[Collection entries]
━━━━━━━━━━━━━━━━

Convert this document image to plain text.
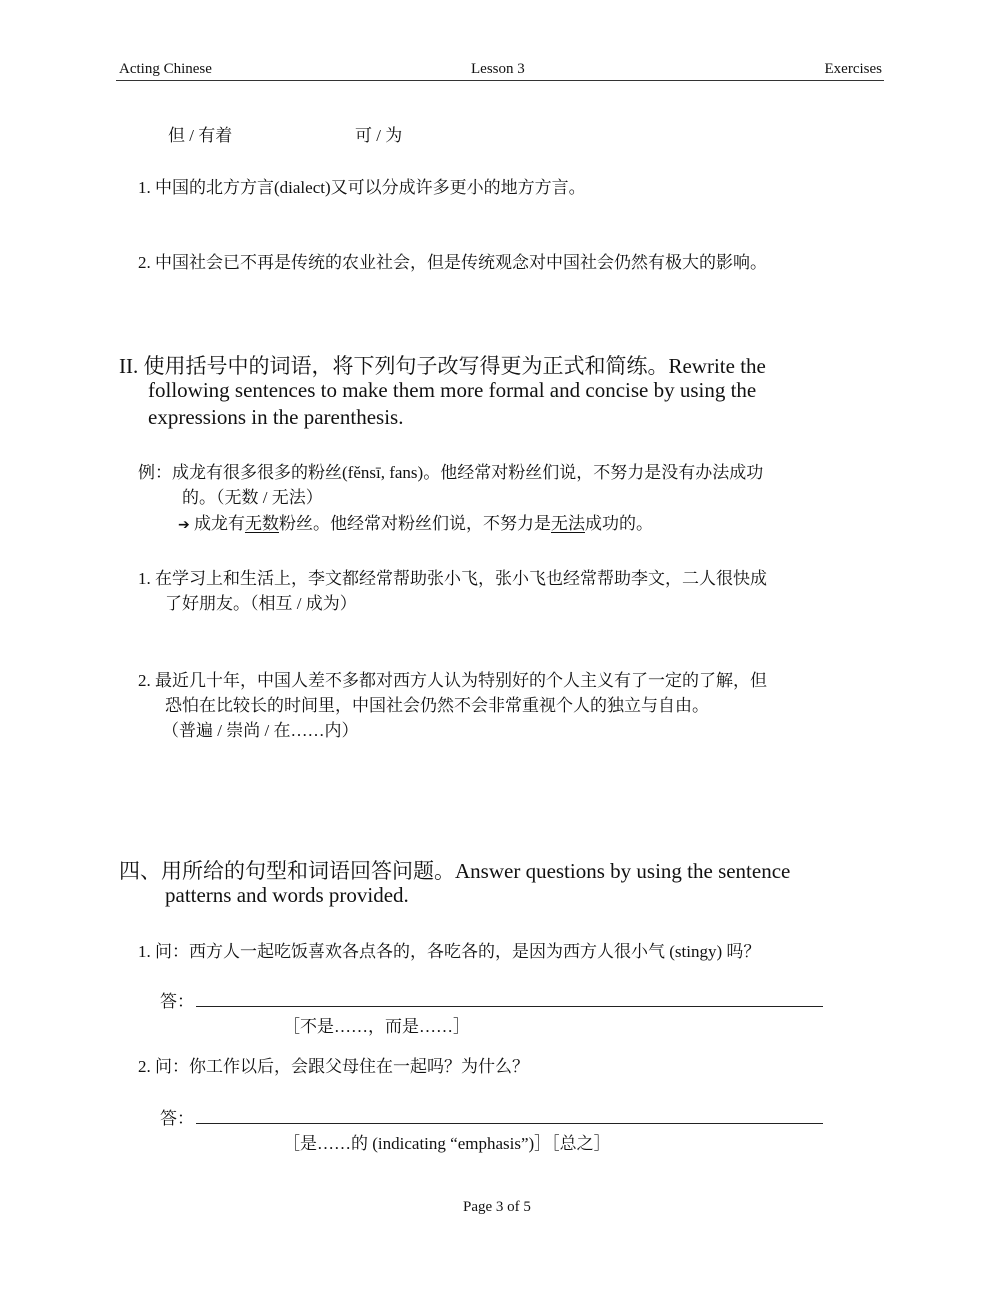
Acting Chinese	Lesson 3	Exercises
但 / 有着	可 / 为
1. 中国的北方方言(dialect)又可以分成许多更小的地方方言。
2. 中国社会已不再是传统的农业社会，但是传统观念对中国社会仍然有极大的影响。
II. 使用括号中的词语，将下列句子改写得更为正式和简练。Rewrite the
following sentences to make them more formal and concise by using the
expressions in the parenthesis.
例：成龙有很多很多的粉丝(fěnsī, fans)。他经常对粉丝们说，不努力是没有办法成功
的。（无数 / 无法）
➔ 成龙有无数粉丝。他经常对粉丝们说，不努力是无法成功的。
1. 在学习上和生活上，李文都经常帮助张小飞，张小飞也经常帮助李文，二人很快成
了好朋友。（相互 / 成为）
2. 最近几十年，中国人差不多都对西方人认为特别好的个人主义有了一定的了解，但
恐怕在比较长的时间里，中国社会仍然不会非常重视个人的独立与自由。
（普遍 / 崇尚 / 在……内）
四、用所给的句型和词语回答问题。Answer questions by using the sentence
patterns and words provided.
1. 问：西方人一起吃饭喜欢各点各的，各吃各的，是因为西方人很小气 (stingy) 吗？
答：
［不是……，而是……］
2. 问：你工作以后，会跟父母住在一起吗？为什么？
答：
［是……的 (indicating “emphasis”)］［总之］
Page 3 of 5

━━━━━━━━━━━━━━━━

Goal.
Copy out every line from the records that has the word "using".

Written answer.
following sentences to make them more formal and concise by using the
四、用所给的句型和词语回答问题。Answer questions by using the sentence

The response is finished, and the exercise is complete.